▶ **Tarefas solicitadas**
- A) Liste todas as mudanças que, segundo o texto sobre política econômica, a reforma tributária deveria trazer.
- B) Por favor, transcreva literalmente o trecho do texto sobre política econômica que vai de "Finalmente, é preciso" até "trilham neste momento.".

▶ **Bloco de texto**
________________

Há outro desafio crucial na nossa pauta econômica, com o qual o governo Dilma tem demonstrado firmeza em resolver: desmontar a armadilha dos juros altos e não permitir que se reproduza no Brasil o modelo desregulamentado do capital financeiro que hoje predomina no mundo. Neste capítulo, é preciso realizar uma reforma no mercado de capitais e no sistema bancário para devolver seus papéis de financiadores do nosso desenvolvimento, a exemplo do que foi feito com os bancos públicos. Afinal, não há como aumentar os investimentos públicos e privados com as atuais taxas de juros, pois a combinação dos altos custos do serviço da dívida interna e dos investimentos financiados na banca privada é um dos principais pontos de estrangulamento do nosso desenvolvimento. Ademais, nossos juros fora do lugar interferem negativamente no câmbio, colaborando para apreciar nossa moeda e prejudicando o setor industrial. Este é um dos campos de debate no Brasil em que há alta contaminação da visão neoliberal herdada do período histórico imediatamente anterior e no qual devemos atuar para introduzir definitivamente a visão desenvolvimentista. É verdade que o patamar da Selic caiu drasticamente desde 2003, mas isso não significa que o problema já tenha sido debelado ou que não exija ser enfrentado com mais ênfase. Também não podemos esperar a maturação dos investimentos do pré-sal, que ainda levará alguns anos para ocorrer. Assim, cortar os juros é um caminho para ampliar nossa capacidade de investimento antes de uma reforma tributária que mude o atual modelo centralista e regressivo para um modelo federativo e progressivo, faça justiça fiscal e permita a realização de políticas de desenvolvimento regional, mas que é de difícil obtenção de consenso entre os atores envolvidos.
Finalmente, é preciso seguir essa trajetória sem perder de vista os objetivos, traçados desde o governo Lula, de manter elevadas a geração de empregos e a distribuição de renda. Dar continuidade a essa orientação na condução de nossa política econômica, construindo um Estado com capacidade de atuar na economia para atender os objetivos de crescer, gerar e distribuir renda, é o caminho desenvolvimentista que o PT e o governo Dilma Rousseff trilham neste momento.

________________

▶ **Registros fornecidos**
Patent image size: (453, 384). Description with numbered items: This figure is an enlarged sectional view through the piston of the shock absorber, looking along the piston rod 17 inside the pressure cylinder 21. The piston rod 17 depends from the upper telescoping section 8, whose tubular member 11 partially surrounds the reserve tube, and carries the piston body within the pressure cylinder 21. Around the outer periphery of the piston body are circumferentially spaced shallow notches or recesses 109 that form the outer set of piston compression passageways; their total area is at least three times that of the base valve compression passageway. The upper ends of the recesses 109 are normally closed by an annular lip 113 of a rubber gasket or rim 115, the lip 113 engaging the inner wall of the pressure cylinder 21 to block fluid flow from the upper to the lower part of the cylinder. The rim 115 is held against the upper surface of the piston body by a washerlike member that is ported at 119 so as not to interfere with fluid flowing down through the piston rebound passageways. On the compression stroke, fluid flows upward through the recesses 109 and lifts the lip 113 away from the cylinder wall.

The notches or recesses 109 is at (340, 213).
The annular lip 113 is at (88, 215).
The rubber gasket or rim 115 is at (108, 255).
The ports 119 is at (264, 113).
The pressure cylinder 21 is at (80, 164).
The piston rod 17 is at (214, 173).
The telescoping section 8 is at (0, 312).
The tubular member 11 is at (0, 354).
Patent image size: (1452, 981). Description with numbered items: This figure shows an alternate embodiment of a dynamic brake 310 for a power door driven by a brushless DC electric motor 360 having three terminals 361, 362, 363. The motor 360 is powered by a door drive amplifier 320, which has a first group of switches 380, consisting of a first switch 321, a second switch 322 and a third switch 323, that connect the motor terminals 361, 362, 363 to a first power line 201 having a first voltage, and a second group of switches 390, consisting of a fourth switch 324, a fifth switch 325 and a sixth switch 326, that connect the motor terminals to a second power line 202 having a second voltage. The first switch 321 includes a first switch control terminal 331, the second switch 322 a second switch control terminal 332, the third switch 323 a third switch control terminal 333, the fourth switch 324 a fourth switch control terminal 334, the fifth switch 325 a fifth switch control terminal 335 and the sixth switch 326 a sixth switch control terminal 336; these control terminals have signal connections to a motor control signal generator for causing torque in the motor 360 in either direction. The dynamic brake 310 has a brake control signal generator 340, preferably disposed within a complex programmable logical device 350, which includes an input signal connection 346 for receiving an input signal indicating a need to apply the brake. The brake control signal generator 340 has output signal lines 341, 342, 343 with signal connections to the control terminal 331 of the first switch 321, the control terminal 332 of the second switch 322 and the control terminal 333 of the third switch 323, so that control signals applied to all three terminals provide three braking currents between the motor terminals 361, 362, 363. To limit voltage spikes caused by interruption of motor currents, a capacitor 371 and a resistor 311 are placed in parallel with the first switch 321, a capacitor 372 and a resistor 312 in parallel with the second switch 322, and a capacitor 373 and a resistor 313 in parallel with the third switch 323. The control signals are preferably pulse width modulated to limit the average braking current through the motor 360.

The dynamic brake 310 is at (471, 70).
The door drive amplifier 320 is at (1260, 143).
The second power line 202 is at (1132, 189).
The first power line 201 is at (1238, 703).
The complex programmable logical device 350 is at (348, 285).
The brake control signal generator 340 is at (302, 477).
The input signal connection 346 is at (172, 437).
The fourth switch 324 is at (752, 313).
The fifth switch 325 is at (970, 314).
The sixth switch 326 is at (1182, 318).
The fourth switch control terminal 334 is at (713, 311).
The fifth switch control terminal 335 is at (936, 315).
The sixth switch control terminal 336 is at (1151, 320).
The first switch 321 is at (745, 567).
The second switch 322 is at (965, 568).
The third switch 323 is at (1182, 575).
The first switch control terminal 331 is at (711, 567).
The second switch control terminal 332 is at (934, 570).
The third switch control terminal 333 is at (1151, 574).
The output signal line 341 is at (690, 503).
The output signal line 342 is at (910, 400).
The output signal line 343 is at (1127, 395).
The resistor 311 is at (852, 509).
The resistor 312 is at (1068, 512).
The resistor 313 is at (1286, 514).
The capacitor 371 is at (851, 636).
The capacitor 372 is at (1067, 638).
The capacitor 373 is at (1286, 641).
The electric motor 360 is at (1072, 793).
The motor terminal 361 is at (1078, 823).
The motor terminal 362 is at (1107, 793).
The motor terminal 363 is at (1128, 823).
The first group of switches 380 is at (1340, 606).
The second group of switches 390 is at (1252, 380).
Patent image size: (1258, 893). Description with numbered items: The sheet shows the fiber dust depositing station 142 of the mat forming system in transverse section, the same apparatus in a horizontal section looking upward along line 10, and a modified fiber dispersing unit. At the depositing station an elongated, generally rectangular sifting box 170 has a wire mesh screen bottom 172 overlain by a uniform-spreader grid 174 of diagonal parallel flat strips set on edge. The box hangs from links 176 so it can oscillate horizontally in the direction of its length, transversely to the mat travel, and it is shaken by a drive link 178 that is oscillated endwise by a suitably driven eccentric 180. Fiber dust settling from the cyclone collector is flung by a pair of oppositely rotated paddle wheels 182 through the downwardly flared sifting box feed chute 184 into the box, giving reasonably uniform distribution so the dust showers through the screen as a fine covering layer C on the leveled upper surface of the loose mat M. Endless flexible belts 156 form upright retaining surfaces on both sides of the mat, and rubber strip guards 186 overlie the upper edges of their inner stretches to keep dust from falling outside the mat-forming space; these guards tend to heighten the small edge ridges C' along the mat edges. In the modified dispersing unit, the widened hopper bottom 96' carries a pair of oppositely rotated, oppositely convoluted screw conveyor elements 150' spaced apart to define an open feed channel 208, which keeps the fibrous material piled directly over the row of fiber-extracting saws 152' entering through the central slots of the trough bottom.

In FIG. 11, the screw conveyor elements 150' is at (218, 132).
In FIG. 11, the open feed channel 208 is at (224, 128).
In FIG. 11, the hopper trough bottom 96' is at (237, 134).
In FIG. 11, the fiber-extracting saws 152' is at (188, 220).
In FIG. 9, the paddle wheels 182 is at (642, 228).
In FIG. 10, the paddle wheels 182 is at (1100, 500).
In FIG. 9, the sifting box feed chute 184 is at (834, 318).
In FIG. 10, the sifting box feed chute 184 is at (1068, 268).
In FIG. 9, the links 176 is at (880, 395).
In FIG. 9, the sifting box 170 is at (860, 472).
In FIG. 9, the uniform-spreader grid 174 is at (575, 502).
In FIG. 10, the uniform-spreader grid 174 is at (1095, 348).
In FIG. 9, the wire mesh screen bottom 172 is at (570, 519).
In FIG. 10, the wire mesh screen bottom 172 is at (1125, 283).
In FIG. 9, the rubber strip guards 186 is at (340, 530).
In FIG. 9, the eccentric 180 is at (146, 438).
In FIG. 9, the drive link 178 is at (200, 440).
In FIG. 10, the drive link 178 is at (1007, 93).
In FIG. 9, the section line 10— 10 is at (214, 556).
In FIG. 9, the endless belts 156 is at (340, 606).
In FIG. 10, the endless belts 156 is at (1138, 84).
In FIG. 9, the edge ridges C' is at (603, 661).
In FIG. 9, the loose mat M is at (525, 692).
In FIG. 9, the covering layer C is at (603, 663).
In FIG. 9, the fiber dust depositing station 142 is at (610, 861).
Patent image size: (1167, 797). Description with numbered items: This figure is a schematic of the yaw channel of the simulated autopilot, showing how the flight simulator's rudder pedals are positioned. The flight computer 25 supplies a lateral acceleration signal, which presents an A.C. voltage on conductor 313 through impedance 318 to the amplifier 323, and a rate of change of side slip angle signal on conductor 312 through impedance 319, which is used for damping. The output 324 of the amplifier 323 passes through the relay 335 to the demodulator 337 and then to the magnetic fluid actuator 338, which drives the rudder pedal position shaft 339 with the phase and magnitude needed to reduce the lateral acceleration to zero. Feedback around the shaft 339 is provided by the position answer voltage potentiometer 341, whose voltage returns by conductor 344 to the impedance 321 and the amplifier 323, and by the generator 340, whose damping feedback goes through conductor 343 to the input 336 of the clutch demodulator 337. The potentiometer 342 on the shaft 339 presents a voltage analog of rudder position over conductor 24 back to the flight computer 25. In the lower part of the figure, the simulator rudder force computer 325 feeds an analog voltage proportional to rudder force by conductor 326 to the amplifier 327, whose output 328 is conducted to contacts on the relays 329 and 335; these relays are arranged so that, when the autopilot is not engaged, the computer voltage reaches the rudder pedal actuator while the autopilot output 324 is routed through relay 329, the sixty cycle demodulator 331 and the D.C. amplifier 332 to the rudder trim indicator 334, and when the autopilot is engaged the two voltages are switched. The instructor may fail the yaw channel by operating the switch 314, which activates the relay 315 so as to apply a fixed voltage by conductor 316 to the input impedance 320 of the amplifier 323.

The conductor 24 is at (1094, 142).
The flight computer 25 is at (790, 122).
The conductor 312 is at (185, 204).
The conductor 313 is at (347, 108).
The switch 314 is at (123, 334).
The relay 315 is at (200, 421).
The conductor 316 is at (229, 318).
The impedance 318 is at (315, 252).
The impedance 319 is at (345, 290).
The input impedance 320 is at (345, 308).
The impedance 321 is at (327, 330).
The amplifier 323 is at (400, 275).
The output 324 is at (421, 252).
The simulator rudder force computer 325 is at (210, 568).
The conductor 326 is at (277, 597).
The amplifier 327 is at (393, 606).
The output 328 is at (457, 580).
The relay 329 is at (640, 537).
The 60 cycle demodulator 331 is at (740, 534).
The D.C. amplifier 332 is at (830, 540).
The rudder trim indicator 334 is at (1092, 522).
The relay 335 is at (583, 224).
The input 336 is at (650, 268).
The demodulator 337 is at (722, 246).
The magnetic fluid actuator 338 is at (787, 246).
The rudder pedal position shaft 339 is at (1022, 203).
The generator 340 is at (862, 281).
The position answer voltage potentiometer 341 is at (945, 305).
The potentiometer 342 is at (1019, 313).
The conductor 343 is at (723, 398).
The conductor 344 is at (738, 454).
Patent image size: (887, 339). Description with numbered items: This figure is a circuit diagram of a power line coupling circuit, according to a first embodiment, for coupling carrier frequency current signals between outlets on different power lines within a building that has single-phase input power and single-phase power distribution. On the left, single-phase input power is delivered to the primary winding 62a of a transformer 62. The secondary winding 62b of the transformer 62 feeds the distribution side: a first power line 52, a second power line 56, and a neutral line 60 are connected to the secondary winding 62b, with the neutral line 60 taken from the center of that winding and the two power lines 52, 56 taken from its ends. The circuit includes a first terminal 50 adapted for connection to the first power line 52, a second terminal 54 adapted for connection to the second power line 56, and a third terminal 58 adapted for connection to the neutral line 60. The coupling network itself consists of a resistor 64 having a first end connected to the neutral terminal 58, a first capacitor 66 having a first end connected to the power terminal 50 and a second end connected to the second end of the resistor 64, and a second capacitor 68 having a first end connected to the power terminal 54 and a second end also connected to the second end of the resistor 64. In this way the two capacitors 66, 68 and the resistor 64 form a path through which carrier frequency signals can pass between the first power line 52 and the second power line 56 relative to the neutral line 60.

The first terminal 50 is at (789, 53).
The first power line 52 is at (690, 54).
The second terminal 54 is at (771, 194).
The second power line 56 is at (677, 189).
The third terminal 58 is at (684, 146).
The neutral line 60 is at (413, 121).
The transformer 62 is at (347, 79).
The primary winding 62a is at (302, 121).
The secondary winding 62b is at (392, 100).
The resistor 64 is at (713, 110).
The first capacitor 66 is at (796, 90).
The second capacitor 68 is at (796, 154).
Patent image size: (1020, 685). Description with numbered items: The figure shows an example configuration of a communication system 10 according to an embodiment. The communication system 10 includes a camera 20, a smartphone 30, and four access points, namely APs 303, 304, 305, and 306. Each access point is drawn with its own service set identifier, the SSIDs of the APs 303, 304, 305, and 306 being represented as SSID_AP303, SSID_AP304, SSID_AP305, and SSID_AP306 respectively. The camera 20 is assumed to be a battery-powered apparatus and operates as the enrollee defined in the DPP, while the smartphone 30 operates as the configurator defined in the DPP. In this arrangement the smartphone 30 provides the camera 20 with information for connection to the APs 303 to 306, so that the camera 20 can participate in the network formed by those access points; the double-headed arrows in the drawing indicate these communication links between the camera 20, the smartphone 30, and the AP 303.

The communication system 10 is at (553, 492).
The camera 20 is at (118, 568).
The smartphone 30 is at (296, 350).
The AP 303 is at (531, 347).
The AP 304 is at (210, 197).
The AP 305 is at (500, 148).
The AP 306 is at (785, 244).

________________

▶ **Respostas em ordem**
- A)
- Mudar o atual modelo centralista e regressivo para um modelo federativo e progressivo
- Fazer justiça fiscal
- Permitir a realização de políticas de desenvolvimento regional

- B)
Finalmente, é preciso seguir essa trajetória sem perder de vista os objetivos, traçados desde o governo Lula, de manter elevadas a geração de empregos e a distribuição de renda. Dar continuidade a essa orientação na condução de nossa política econômica, construindo um Estado com capacidade de atuar na economia para atender os objetivos de crescer, gerar e distribuir renda, é o caminho desenvolvimentista que o PT e o governo Dilma Rousseff trilham neste momento.